Objective - Below are records. Copy every line with "बरतन" in it.

Data entries -

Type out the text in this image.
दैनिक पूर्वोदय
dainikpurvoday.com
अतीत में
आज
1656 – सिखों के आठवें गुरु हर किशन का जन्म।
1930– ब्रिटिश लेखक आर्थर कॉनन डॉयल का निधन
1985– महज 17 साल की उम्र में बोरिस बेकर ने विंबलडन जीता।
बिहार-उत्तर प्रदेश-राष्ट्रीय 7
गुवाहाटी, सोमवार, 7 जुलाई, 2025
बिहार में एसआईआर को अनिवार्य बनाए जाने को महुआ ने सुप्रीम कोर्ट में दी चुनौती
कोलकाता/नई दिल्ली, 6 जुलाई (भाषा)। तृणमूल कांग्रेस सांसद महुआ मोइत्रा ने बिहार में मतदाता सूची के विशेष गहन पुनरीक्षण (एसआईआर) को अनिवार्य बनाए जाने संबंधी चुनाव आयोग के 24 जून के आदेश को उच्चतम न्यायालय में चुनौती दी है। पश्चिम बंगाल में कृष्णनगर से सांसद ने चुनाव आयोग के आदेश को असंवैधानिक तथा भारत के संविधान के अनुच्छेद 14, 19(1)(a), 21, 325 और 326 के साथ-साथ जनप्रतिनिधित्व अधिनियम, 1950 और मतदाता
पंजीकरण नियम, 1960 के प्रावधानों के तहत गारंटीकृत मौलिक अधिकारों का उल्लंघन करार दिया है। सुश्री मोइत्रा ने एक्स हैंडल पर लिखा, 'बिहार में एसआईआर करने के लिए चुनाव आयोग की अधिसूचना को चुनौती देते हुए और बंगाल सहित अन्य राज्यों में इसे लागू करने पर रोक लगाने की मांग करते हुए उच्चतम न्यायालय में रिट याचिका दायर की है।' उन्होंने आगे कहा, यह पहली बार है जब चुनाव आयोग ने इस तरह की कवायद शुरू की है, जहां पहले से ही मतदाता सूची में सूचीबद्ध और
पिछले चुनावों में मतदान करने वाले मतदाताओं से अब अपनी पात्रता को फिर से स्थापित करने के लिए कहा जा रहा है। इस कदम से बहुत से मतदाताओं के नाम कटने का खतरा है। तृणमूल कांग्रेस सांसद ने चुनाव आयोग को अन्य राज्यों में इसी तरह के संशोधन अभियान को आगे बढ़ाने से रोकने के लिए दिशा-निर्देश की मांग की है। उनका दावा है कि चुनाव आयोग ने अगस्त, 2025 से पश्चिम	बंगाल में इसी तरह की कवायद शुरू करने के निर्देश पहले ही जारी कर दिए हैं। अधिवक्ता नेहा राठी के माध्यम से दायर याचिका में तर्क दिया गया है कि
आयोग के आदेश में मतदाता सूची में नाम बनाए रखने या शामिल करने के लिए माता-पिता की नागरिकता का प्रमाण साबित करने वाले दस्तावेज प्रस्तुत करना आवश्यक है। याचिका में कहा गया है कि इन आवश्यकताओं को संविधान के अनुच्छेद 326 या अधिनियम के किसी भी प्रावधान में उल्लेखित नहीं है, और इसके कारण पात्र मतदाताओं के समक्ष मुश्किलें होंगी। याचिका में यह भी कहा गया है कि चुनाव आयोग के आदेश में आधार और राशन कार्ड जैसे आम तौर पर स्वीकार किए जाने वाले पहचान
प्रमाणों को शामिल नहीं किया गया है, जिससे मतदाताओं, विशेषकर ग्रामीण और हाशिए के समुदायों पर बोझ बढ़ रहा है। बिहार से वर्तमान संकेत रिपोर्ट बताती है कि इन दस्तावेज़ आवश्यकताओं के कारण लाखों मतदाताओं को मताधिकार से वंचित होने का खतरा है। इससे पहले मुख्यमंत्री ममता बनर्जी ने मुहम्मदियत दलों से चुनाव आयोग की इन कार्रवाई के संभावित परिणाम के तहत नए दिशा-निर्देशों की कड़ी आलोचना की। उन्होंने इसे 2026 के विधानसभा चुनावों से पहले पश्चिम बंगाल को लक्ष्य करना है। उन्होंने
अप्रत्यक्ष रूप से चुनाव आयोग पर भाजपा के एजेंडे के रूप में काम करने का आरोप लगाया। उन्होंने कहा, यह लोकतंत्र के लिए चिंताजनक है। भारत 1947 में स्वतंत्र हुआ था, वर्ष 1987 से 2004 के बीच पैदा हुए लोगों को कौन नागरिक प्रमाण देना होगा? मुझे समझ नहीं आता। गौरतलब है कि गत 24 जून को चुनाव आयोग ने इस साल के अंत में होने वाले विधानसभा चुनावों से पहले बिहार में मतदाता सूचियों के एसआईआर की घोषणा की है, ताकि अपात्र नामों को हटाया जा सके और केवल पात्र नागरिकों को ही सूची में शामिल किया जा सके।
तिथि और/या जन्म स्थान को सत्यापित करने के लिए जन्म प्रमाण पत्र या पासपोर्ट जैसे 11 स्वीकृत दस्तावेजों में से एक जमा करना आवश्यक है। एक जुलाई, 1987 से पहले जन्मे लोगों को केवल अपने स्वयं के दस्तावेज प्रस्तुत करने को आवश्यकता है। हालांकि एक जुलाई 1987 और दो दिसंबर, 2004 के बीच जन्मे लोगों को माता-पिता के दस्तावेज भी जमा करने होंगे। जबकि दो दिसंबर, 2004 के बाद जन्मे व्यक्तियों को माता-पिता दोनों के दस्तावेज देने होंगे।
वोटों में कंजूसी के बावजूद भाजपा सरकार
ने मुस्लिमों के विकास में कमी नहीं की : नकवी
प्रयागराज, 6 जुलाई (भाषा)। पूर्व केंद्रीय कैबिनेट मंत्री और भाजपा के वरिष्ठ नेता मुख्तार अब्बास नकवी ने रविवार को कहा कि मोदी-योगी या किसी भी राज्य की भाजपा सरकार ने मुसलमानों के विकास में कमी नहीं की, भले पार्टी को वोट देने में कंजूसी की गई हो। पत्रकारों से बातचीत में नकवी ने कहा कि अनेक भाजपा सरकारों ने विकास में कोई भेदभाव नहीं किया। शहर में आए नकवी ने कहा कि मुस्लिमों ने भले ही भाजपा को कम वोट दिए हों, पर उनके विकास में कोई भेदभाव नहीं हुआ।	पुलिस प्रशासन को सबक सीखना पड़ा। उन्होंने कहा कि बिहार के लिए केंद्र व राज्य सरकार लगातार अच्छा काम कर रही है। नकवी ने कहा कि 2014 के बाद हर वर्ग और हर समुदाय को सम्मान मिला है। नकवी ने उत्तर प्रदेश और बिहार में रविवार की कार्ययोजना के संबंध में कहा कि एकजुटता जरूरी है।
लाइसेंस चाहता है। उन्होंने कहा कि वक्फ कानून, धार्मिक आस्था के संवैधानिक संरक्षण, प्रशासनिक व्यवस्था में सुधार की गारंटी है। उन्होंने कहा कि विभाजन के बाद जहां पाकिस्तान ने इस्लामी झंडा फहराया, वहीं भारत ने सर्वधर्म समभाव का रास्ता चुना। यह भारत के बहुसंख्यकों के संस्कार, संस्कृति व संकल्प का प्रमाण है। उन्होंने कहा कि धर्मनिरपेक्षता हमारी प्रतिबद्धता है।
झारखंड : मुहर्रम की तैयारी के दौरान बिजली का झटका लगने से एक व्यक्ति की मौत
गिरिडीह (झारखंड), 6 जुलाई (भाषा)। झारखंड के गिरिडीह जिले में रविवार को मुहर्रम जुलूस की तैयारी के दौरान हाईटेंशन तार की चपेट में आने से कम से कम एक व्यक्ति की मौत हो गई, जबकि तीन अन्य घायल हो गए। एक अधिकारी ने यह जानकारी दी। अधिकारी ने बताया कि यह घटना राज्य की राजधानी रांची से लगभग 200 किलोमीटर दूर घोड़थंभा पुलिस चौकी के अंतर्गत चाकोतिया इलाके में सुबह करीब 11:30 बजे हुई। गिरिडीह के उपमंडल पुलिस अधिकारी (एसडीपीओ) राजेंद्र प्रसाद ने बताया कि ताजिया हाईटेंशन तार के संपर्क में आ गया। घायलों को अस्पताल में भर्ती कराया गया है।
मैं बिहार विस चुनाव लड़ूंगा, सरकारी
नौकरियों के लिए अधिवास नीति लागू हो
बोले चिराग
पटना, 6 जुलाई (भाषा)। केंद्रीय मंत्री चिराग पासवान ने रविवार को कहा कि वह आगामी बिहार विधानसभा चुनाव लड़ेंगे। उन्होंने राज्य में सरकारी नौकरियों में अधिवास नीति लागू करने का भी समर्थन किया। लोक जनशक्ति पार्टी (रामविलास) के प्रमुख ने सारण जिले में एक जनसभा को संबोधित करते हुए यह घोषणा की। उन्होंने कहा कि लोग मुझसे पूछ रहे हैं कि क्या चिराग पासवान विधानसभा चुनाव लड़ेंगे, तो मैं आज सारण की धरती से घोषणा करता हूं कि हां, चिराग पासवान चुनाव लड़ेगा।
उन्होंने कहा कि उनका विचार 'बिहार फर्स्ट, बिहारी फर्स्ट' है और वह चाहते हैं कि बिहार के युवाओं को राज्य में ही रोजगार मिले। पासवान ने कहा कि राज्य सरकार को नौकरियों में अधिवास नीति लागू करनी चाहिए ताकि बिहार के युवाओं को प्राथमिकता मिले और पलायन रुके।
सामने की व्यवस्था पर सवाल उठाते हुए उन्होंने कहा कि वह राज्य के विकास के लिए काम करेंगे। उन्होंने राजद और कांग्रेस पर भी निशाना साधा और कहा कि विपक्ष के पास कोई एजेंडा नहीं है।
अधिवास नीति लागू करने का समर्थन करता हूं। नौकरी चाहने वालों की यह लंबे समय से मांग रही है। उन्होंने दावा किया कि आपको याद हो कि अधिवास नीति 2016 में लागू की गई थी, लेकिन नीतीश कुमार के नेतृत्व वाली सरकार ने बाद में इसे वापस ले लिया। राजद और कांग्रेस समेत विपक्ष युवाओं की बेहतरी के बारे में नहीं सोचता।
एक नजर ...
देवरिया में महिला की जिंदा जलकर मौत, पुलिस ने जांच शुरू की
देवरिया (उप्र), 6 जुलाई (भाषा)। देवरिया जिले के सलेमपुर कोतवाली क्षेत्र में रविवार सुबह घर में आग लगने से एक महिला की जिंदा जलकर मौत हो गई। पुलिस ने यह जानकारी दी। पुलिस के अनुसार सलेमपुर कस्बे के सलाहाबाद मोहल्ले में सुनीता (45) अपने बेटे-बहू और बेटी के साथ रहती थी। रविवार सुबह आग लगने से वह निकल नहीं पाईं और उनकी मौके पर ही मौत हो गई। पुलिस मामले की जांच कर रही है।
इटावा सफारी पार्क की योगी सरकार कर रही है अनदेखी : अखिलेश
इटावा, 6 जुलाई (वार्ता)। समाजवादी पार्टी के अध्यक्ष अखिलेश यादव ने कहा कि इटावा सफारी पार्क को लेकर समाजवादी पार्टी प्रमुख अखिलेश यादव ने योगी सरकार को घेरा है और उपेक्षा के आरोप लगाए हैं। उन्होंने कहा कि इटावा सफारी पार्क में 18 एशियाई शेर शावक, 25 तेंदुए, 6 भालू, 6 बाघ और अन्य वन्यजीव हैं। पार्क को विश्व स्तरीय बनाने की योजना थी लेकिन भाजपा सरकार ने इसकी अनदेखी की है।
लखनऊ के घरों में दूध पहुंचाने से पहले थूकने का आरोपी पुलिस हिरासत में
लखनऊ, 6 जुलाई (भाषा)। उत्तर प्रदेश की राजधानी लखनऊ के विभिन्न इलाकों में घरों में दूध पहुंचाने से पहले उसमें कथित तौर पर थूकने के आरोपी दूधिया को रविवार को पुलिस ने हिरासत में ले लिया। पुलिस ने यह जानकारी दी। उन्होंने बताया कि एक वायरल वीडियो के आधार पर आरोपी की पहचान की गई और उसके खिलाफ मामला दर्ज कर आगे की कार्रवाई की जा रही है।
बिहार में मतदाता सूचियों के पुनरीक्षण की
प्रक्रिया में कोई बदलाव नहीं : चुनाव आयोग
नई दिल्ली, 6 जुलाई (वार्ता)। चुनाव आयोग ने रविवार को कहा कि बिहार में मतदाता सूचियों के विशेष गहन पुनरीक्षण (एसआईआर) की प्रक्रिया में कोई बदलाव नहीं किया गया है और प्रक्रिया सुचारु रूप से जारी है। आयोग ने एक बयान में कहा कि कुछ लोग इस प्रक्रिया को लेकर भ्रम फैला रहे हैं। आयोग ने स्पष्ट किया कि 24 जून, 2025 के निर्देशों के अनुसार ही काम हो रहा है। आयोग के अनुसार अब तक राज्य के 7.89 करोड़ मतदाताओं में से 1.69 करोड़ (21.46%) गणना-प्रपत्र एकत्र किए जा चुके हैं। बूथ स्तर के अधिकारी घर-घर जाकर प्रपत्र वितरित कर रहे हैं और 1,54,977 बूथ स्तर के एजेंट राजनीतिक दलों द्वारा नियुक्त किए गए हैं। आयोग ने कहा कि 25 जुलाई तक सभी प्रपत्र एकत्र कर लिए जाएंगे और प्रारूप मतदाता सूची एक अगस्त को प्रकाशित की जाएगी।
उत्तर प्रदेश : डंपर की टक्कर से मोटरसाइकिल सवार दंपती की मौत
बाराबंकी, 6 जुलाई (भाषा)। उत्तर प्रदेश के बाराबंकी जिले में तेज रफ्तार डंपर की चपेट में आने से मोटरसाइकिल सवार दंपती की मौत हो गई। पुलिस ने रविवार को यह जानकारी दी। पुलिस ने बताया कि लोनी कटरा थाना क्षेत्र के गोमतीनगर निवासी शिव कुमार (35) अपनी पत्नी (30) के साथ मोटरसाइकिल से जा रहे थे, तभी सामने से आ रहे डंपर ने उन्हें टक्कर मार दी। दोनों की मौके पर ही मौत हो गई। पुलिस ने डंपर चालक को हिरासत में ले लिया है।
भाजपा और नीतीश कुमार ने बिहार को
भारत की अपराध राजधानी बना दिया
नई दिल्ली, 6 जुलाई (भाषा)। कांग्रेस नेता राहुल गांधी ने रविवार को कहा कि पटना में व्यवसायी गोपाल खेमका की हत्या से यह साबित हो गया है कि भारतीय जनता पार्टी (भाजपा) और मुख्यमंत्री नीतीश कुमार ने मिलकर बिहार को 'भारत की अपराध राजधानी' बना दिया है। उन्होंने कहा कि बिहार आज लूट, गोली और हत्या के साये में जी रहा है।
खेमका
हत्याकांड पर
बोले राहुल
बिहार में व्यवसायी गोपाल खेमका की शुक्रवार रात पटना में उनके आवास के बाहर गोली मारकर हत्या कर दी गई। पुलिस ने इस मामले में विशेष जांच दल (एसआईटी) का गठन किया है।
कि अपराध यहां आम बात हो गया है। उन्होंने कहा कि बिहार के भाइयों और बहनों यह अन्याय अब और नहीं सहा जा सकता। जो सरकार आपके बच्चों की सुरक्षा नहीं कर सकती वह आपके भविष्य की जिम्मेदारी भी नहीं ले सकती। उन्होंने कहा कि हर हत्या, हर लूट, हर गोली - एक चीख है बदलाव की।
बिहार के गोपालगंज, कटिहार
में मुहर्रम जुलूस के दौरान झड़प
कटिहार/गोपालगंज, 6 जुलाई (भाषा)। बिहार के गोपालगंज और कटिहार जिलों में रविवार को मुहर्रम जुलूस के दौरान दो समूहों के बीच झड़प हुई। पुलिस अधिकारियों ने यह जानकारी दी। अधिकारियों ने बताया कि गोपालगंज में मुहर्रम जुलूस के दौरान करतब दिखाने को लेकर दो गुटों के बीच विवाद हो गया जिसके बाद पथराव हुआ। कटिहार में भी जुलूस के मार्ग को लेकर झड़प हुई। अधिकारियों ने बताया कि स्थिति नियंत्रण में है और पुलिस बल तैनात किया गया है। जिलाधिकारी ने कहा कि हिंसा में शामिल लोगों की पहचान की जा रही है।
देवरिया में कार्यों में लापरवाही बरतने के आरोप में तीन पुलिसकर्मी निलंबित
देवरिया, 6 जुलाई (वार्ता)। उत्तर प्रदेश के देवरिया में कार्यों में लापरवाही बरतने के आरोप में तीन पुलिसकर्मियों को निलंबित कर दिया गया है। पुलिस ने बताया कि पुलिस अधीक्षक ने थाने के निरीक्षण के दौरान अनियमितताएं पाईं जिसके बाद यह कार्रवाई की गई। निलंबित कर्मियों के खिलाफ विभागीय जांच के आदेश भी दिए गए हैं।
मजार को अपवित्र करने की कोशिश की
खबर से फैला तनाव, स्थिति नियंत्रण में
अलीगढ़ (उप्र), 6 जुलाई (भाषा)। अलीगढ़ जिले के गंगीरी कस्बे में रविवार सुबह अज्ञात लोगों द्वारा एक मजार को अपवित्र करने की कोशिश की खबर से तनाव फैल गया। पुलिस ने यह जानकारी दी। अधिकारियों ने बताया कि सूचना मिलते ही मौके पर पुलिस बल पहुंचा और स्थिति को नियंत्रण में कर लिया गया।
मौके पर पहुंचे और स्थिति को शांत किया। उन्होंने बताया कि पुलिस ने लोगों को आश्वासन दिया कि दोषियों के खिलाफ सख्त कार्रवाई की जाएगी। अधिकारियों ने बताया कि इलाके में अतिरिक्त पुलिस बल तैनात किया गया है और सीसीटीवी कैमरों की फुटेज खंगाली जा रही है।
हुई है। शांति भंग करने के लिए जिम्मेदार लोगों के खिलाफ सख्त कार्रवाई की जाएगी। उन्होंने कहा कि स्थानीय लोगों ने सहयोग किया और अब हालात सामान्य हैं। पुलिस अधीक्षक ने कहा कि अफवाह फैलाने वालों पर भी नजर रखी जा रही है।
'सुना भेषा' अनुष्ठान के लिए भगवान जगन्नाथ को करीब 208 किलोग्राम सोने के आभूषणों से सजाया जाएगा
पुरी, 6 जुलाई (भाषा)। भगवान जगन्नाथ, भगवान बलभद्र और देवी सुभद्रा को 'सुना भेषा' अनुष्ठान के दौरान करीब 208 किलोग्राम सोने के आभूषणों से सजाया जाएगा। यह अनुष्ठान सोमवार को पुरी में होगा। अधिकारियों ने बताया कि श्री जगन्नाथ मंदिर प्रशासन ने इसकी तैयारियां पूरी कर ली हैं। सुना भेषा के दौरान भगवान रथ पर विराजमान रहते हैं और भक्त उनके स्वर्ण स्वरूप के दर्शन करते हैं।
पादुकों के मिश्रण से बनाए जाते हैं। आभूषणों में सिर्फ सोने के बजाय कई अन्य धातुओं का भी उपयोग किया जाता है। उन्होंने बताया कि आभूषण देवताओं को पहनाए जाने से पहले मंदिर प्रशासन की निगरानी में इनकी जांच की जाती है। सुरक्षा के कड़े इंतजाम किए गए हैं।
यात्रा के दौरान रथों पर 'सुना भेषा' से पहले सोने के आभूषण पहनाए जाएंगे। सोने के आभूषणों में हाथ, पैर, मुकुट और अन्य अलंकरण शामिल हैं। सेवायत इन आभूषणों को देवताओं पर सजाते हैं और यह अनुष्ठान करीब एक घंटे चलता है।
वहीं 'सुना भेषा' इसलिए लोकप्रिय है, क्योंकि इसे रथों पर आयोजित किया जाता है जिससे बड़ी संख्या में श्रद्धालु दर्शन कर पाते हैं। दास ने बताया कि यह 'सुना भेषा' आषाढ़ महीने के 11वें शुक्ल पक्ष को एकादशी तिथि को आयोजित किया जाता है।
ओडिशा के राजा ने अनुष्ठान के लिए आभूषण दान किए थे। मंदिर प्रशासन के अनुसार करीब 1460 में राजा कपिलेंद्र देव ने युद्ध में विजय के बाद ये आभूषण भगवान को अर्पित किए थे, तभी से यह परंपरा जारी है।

Solution below -
देवरिया में कार्यों में लापरवाही बरतने के आरोप में तीन पुलिसकर्मी निलंबित
देवरिया, 6 जुलाई (वार्ता)। उत्तर प्रदेश के देवरिया में कार्यों में लापरवाही बरतने के आरोप में तीन पुलिसकर्मियों को निलंबित कर दिया गया है। पुलिस ने बताया कि पुलिस अधीक्षक ने थाने के निरीक्षण के दौरान अनियमितताएं पाईं जिसके बाद यह कार्रवाई की गई। निलंबित कर्मियों के खिलाफ विभागीय जांच के आदेश भी दिए गए हैं।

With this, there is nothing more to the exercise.